#### DIRECTION:
Count how many lines hold the word "title" and give that number as the whole answer.

#### EXTRACTED ENTRIES:
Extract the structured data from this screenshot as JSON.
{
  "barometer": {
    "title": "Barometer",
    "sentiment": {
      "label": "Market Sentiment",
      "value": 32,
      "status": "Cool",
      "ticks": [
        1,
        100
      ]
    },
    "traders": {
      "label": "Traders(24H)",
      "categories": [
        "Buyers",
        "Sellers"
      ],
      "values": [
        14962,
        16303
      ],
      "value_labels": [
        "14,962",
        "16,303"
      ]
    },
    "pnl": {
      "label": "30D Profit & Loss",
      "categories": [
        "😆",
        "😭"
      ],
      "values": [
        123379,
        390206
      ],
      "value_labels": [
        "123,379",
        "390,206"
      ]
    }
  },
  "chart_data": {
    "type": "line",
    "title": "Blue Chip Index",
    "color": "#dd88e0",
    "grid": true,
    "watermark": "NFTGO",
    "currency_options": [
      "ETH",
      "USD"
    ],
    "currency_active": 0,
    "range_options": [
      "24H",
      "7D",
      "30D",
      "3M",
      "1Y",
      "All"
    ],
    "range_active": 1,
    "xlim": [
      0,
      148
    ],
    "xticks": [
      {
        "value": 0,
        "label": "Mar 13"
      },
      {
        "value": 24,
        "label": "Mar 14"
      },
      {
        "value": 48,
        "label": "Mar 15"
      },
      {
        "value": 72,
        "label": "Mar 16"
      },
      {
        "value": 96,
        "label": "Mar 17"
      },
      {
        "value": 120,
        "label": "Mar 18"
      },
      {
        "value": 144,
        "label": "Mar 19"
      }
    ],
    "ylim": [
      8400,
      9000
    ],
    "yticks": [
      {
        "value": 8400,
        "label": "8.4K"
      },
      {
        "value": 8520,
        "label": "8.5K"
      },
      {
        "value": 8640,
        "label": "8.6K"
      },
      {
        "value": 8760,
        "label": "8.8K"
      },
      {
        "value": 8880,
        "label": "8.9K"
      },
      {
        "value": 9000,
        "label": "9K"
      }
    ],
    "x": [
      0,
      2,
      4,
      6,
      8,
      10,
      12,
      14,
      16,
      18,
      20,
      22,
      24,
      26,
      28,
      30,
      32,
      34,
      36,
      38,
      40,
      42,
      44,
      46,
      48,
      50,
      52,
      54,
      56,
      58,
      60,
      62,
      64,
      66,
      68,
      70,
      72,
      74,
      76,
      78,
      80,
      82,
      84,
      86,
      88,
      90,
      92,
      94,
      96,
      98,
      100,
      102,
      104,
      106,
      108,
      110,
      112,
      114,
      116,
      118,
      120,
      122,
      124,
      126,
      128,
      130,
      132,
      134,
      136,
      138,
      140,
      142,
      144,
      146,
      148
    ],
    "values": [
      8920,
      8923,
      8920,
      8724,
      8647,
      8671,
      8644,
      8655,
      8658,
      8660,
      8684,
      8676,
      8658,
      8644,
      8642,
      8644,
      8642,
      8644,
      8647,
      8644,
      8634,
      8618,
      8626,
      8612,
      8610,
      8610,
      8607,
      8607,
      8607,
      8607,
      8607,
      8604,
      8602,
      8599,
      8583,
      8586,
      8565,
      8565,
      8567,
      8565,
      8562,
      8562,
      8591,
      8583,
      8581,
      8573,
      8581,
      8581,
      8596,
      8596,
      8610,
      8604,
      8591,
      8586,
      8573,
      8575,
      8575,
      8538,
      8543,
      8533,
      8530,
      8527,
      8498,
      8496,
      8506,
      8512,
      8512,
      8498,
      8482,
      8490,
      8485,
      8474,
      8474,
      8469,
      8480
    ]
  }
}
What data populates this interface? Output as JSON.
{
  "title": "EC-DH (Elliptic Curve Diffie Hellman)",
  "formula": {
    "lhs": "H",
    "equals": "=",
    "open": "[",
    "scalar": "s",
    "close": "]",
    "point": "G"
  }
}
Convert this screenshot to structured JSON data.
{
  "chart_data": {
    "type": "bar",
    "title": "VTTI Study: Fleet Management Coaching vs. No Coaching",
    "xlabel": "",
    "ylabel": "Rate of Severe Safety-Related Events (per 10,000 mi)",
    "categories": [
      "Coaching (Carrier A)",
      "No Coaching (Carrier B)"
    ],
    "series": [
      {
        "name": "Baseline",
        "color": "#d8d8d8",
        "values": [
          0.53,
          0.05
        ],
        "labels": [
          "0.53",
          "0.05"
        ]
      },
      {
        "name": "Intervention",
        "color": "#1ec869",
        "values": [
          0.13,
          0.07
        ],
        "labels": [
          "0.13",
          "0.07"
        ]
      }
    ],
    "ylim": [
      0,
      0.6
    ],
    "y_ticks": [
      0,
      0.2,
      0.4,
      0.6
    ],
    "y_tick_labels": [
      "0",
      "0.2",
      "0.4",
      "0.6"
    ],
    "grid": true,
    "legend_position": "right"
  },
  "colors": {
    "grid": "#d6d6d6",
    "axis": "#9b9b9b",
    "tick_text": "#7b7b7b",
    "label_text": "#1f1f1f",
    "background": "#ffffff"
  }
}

#### SOLUTION TO THIS EXERCISE:
4